> Items

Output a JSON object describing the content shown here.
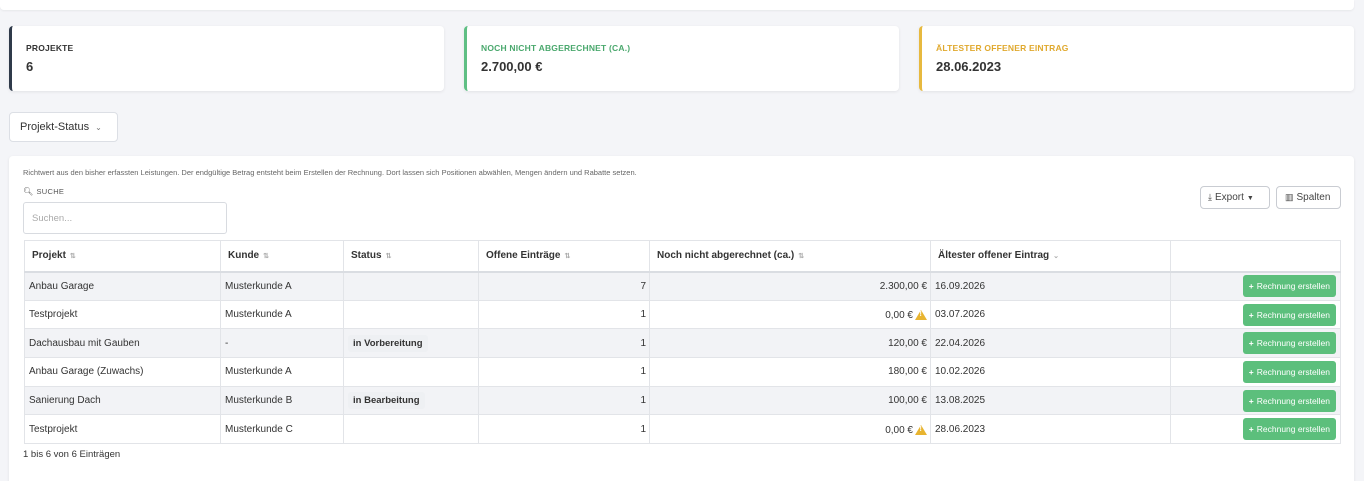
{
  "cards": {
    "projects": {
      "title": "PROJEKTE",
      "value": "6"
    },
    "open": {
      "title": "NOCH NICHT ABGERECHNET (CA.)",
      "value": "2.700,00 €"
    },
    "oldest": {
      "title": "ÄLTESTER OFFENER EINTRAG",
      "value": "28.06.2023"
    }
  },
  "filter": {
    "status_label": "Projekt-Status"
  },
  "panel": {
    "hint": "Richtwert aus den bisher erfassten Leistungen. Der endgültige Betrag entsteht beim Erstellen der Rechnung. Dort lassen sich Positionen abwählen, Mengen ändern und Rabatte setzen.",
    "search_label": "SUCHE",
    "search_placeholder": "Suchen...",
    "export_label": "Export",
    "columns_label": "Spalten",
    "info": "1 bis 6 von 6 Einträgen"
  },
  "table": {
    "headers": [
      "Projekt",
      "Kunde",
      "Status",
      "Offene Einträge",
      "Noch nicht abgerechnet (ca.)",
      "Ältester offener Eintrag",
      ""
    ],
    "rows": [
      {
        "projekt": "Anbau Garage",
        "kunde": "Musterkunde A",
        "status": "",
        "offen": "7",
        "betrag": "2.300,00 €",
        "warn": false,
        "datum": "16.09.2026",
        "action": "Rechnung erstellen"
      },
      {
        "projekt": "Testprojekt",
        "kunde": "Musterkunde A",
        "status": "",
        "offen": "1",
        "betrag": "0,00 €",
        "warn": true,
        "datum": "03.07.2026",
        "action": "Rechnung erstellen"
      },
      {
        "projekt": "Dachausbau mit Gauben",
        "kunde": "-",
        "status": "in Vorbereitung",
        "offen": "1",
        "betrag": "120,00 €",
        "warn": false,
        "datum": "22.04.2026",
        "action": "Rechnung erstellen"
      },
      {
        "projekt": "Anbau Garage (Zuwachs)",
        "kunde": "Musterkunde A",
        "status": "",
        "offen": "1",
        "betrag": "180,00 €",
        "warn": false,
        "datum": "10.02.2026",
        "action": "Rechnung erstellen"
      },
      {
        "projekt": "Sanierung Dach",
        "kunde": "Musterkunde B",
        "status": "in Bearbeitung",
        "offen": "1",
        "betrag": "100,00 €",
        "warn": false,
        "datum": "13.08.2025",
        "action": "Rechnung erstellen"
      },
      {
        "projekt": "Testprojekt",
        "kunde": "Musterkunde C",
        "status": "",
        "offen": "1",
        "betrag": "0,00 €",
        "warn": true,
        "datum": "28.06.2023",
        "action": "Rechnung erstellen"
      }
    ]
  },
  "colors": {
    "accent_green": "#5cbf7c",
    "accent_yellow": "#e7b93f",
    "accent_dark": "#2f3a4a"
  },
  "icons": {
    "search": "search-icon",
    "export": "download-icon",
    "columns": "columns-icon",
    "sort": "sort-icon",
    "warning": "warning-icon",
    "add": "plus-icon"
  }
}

> Exercise
Search the lines above for the string "title", then show every one that has it.

> Answer to the problem
      "title": "PROJEKTE",
      "title": "NOCH NICHT ABGERECHNET (CA.)",
      "title": "ÄLTESTER OFFENER EINTRAG",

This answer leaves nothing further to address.